Could you output each line of the data that follows exactly?

* Extracted records
##########

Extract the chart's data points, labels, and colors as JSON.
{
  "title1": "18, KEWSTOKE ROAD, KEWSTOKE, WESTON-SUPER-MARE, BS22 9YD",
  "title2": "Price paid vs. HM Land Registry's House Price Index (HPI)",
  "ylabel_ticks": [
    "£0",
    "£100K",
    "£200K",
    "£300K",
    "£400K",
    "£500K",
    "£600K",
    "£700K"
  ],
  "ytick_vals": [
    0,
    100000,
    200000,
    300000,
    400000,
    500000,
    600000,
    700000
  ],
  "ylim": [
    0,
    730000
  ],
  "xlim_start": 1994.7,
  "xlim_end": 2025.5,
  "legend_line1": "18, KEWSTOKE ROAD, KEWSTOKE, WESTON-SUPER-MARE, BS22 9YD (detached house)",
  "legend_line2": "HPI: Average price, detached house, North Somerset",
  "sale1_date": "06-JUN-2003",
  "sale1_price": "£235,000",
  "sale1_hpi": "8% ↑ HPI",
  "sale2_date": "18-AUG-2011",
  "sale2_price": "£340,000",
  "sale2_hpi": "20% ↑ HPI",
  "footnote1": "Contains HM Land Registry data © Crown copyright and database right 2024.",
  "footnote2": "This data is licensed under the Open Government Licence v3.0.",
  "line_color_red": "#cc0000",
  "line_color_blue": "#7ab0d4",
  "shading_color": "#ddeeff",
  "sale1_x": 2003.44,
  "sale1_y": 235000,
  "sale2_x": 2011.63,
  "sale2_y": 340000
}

##########

* Answer to the problem
Extract the chart's data points, labels, and colors as JSON.
{
  "title1": "18, KEWSTOKE ROAD, KEWSTOKE, WESTON-SUPER-MARE, BS22 9YD",
  "title2": "Price paid vs. HM Land Registry's House Price Index (HPI)",
  "ylabel_ticks": [
    "£0",
    "£100K",
    "£200K",
    "£300K",
    "£400K",
    "£500K",
    "£600K",
    "£700K"
  ],
  "ytick_vals": [
    0,
    100000,
    200000,
    300000,
    400000,
    500000,
    600000,
    700000
  ],
  "ylim": [
    0,
    730000
  ],
  "xlim_start": 1994.7,
  "xlim_end": 2025.5,
  "legend_line1": "18, KEWSTOKE ROAD, KEWSTOKE, WESTON-SUPER-MARE, BS22 9YD (detached house)",
  "legend_line2": "HPI: Average price, detached house, North Somerset",
  "sale1_date": "06-JUN-2003",
  "sale1_price": "£235,000",
  "sale1_hpi": "8% ↑ HPI",
  "sale2_date": "18-AUG-2011",
  "sale2_price": "£340,000",
  "sale2_hpi": "20% ↑ HPI",
  "footnote1": "Contains HM Land Registry data © Crown copyright and database right 2024.",
  "footnote2": "This data is licensed under the Open Government Licence v3.0.",
  "line_color_red": "#cc0000",
  "line_color_blue": "#7ab0d4",
  "shading_color": "#ddeeff",
  "sale1_x": 2003.44,
  "sale1_y": 235000,
  "sale2_x": 2011.63,
  "sale2_y": 340000
}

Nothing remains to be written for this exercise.